Exercise material:
○ ○ ○

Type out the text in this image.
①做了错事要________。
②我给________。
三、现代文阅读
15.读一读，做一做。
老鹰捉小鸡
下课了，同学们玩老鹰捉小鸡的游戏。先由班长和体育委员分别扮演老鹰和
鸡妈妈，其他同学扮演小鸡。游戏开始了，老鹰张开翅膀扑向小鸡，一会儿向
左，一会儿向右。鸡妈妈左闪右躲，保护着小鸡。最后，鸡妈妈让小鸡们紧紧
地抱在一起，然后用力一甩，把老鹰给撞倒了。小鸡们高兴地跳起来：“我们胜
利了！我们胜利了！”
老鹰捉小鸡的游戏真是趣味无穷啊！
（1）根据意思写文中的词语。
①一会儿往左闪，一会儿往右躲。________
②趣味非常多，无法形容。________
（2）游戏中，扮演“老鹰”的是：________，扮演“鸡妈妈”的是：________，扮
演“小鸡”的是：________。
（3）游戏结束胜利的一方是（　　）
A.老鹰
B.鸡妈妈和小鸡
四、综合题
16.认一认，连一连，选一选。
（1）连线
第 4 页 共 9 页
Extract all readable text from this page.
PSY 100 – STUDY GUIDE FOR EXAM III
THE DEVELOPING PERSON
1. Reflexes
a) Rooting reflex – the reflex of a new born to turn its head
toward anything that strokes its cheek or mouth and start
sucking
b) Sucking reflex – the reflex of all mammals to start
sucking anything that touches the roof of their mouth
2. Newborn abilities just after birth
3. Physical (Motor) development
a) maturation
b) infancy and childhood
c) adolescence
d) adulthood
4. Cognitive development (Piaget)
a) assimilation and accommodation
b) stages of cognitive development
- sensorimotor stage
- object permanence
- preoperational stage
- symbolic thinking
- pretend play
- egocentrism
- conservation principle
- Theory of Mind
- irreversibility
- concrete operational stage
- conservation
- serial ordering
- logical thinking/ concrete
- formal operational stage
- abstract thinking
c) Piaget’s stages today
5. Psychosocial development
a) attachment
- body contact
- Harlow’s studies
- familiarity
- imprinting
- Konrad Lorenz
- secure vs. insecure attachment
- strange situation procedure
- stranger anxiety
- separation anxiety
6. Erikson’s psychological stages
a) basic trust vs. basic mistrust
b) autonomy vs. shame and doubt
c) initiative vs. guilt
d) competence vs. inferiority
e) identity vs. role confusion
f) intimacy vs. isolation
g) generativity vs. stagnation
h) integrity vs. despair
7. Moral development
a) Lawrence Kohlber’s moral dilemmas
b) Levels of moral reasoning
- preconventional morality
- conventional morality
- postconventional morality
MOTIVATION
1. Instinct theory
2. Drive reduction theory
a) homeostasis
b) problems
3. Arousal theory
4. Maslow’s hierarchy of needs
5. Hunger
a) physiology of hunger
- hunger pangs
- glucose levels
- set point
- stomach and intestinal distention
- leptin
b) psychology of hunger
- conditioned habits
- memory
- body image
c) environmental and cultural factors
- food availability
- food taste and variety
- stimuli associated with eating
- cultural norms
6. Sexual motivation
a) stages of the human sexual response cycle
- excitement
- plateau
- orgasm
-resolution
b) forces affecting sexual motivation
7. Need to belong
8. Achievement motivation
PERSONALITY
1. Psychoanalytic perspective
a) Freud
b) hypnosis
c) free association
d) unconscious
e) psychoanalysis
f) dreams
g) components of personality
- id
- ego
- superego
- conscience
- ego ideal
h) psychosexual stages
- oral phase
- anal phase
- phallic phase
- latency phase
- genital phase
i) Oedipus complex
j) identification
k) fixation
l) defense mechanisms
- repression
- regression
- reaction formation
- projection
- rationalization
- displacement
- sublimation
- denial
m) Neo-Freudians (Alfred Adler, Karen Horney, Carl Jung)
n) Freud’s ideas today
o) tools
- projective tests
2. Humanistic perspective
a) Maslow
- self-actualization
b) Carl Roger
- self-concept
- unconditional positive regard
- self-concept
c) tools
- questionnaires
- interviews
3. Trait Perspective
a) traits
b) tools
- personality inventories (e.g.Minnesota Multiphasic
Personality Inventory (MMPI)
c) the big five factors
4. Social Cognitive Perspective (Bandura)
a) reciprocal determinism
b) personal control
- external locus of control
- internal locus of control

○ ○ ○

Give only the number of lines in the material above where the string "text" appears.

2